## Aim of the task
Turn the data into a numbered list, starting with its first line and going on through the line that contains "q1-answer1-line2: 没有命运的挥洒，人生只会毫无生机。 —", and leave out any blank lines.

## Data extract
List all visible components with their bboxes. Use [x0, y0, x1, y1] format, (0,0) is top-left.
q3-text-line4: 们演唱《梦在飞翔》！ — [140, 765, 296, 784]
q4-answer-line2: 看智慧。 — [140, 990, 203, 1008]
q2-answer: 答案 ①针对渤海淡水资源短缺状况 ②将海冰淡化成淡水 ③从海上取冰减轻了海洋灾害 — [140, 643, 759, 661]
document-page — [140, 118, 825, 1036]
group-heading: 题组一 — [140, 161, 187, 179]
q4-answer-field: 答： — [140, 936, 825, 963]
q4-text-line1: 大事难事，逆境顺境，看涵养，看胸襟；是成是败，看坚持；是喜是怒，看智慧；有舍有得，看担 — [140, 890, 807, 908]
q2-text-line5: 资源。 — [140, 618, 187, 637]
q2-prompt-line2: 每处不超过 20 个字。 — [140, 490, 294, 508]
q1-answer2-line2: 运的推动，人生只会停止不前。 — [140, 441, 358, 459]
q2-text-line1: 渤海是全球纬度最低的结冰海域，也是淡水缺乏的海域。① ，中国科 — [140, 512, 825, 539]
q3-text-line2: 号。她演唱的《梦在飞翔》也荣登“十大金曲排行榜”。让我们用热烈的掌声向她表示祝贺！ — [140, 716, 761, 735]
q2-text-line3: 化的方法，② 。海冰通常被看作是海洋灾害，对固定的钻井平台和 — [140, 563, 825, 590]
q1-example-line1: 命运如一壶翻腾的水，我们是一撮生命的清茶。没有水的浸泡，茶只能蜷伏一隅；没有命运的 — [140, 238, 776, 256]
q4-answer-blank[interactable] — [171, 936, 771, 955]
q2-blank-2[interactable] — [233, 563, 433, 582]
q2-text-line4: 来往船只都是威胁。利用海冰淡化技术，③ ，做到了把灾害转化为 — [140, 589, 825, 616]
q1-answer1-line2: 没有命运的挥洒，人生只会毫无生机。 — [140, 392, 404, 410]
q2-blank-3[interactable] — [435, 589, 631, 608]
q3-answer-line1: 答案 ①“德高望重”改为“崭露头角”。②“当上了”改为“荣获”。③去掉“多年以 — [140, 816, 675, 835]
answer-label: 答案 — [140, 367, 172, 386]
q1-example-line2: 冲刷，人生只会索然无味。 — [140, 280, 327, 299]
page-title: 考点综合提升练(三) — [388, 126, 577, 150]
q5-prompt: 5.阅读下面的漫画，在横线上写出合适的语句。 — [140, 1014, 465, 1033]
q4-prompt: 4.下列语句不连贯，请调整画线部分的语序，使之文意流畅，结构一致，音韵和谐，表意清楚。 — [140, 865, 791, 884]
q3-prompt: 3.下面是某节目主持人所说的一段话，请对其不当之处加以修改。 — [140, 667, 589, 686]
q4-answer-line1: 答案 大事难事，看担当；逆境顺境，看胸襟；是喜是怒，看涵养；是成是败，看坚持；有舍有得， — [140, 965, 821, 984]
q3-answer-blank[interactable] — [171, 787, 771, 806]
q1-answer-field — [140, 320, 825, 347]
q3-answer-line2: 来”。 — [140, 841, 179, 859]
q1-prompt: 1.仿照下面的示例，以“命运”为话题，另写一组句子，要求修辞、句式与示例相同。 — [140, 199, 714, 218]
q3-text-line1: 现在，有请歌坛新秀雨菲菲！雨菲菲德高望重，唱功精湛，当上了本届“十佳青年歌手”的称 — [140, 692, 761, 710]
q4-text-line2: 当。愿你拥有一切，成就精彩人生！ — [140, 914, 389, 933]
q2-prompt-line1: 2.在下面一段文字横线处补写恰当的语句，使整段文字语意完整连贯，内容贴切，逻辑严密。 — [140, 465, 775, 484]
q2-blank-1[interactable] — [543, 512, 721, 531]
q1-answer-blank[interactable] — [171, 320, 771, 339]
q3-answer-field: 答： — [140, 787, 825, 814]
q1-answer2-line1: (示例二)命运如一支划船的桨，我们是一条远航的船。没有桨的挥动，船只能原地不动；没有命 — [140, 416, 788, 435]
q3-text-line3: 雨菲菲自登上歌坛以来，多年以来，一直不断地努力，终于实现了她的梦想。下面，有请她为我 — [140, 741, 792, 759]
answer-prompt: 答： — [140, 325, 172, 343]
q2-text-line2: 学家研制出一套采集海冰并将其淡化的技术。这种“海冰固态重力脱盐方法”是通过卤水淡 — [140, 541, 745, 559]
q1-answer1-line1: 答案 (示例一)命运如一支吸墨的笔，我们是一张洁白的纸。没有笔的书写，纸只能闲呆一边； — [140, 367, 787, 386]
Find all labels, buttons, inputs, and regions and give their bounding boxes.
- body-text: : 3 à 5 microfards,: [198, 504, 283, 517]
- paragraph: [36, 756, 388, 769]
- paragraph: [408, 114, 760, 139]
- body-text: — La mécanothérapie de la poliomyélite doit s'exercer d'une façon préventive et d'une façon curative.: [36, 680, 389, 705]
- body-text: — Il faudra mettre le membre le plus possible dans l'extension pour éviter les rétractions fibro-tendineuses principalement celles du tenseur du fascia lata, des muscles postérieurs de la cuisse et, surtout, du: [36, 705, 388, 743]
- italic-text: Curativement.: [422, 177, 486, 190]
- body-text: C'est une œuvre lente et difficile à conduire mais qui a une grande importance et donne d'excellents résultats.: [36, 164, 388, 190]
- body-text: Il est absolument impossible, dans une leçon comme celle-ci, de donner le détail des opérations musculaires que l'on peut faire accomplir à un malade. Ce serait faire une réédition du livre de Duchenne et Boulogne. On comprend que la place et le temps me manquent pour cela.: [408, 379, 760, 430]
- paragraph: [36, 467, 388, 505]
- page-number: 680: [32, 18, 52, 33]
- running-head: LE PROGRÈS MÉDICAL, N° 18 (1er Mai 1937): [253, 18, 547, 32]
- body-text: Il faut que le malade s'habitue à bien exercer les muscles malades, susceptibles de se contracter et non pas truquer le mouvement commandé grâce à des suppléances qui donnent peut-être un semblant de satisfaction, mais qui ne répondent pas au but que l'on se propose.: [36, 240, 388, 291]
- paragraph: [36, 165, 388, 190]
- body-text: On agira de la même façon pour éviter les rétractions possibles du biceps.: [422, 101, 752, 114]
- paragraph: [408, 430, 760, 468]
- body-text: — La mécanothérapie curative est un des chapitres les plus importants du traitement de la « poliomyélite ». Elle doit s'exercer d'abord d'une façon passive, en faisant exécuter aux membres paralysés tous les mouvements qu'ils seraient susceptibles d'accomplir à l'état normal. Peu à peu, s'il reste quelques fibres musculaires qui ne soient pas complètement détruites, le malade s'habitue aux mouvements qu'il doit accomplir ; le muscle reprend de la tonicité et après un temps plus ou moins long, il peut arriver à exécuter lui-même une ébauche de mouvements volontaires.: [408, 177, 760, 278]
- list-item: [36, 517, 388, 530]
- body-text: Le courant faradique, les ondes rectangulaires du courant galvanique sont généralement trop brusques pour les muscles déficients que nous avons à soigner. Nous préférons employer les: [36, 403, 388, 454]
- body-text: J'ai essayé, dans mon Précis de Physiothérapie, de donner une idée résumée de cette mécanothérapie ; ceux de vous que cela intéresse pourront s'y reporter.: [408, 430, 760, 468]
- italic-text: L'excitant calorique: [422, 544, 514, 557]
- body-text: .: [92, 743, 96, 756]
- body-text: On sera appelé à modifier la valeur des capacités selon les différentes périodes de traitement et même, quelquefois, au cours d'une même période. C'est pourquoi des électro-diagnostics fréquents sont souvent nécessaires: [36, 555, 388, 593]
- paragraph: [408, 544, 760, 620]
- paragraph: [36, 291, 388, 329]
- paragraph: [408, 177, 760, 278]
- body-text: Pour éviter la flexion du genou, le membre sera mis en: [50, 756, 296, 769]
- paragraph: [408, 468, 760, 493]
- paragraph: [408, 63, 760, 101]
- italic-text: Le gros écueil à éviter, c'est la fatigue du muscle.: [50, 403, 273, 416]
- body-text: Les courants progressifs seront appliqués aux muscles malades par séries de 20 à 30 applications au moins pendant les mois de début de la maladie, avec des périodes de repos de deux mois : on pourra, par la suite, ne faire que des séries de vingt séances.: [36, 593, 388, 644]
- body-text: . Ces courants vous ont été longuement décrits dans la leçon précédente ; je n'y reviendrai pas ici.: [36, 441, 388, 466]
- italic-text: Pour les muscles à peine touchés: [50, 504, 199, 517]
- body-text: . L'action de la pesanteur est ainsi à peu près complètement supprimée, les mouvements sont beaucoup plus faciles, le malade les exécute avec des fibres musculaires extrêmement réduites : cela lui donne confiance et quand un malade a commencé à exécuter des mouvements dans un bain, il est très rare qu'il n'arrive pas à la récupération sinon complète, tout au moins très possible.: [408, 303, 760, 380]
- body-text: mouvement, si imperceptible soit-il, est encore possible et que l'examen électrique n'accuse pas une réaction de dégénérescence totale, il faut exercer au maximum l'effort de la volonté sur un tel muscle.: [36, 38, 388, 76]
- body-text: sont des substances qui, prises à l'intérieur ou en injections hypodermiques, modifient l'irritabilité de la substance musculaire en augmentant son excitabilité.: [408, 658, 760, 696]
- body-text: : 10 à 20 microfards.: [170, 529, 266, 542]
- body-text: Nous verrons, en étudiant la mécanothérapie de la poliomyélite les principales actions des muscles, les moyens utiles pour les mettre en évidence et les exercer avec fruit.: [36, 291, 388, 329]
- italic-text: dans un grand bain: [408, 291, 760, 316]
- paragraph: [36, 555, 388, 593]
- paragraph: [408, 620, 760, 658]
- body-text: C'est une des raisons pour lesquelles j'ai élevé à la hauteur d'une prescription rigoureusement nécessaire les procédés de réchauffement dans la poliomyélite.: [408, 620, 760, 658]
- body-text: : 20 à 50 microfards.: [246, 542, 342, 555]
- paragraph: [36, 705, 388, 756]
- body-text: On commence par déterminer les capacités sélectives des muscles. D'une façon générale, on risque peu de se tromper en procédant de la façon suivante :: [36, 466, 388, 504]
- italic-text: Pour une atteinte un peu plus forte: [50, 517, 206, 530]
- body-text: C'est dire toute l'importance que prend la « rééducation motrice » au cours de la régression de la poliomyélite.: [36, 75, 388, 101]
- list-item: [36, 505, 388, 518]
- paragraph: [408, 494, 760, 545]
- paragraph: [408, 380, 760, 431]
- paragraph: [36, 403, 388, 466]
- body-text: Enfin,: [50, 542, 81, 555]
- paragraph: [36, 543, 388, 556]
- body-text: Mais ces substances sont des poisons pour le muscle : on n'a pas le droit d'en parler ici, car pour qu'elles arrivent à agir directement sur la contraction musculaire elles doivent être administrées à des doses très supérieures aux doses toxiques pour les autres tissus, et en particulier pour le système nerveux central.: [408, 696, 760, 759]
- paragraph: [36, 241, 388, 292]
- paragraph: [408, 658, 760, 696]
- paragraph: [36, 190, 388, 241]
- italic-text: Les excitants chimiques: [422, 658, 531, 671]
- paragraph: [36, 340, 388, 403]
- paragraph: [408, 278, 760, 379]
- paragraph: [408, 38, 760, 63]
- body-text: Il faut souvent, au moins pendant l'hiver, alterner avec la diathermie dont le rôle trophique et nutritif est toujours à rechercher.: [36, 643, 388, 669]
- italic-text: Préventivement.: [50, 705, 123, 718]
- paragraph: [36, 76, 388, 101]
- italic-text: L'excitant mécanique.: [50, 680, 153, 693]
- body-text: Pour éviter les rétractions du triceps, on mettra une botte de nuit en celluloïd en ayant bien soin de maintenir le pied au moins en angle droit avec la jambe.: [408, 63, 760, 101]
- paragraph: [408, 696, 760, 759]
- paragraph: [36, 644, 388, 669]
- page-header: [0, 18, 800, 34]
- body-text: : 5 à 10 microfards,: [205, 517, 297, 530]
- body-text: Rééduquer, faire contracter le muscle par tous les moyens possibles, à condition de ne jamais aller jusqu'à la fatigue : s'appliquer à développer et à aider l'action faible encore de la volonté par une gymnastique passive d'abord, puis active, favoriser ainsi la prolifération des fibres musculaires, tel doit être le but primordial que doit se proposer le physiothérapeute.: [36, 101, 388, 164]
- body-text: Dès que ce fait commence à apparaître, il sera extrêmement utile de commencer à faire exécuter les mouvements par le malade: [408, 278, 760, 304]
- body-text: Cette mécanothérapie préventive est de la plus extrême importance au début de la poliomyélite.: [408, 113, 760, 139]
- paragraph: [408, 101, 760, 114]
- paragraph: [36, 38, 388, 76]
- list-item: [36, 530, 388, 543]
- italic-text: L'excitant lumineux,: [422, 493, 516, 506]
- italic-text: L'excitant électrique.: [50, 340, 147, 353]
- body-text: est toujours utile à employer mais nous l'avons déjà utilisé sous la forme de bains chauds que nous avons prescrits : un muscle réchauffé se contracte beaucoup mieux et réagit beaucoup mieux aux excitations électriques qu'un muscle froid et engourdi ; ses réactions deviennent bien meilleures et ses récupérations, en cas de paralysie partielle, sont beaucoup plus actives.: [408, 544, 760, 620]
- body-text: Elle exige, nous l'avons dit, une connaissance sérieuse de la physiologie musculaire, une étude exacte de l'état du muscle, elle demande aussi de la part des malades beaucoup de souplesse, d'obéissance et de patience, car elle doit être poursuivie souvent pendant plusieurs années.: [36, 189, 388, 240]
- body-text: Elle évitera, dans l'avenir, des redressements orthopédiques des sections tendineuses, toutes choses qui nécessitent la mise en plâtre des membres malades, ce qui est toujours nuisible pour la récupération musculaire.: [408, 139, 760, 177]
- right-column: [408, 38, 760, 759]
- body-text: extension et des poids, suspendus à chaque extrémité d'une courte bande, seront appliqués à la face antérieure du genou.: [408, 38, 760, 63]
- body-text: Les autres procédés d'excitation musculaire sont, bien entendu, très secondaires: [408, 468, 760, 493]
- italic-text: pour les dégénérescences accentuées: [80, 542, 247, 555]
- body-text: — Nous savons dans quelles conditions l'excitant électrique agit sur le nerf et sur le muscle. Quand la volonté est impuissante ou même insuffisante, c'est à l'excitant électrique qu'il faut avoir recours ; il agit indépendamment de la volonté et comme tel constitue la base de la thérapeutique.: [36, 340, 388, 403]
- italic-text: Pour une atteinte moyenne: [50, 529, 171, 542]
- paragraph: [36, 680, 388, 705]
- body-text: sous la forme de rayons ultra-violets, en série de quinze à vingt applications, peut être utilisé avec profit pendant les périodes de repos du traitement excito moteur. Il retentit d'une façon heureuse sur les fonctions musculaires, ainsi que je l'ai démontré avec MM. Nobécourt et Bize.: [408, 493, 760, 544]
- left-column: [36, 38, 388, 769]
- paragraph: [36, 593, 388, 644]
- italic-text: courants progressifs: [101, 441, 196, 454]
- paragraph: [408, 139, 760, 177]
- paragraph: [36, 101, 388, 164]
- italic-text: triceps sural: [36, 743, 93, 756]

## The reply
1. List all visible components with their bboxes. Use [x0, y0, x1, y1] format, (0,0) is top-left.
2. q3-text-line4: 们演唱《梦在飞翔》！ — [140, 765, 296, 784]
3. q4-answer-line2: 看智慧。 — [140, 990, 203, 1008]
4. q2-answer: 答案 ①针对渤海淡水资源短缺状况 ②将海冰淡化成淡水 ③从海上取冰减轻了海洋灾害 — [140, 643, 759, 661]
5. document-page — [140, 118, 825, 1036]
6. group-heading: 题组一 — [140, 161, 187, 179]
7. q4-answer-field: 答： — [140, 936, 825, 963]
8. q4-text-line1: 大事难事，逆境顺境，看涵养，看胸襟；是成是败，看坚持；是喜是怒，看智慧；有舍有得，看担 — [140, 890, 807, 908]
9. q2-text-line5: 资源。 — [140, 618, 187, 637]
10. q2-prompt-line2: 每处不超过 20 个字。 — [140, 490, 294, 508]
11. q1-answer2-line2: 运的推动，人生只会停止不前。 — [140, 441, 358, 459]
12. q2-text-line1: 渤海是全球纬度最低的结冰海域，也是淡水缺乏的海域。① ，中国科 — [140, 512, 825, 539]
13. q3-text-line2: 号。她演唱的《梦在飞翔》也荣登“十大金曲排行榜”。让我们用热烈的掌声向她表示祝贺！ — [140, 716, 761, 735]
14. q2-text-line3: 化的方法，② 。海冰通常被看作是海洋灾害，对固定的钻井平台和 — [140, 563, 825, 590]
15. q1-example-line1: 命运如一壶翻腾的水，我们是一撮生命的清茶。没有水的浸泡，茶只能蜷伏一隅；没有命运的 — [140, 238, 776, 256]
16. q4-answer-blank[interactable] — [171, 936, 771, 955]
17. q2-blank-2[interactable] — [233, 563, 433, 582]
18. q2-text-line4: 来往船只都是威胁。利用海冰淡化技术，③ ，做到了把灾害转化为 — [140, 589, 825, 616]
19. q1-answer1-line2: 没有命运的挥洒，人生只会毫无生机。 — [140, 392, 404, 410]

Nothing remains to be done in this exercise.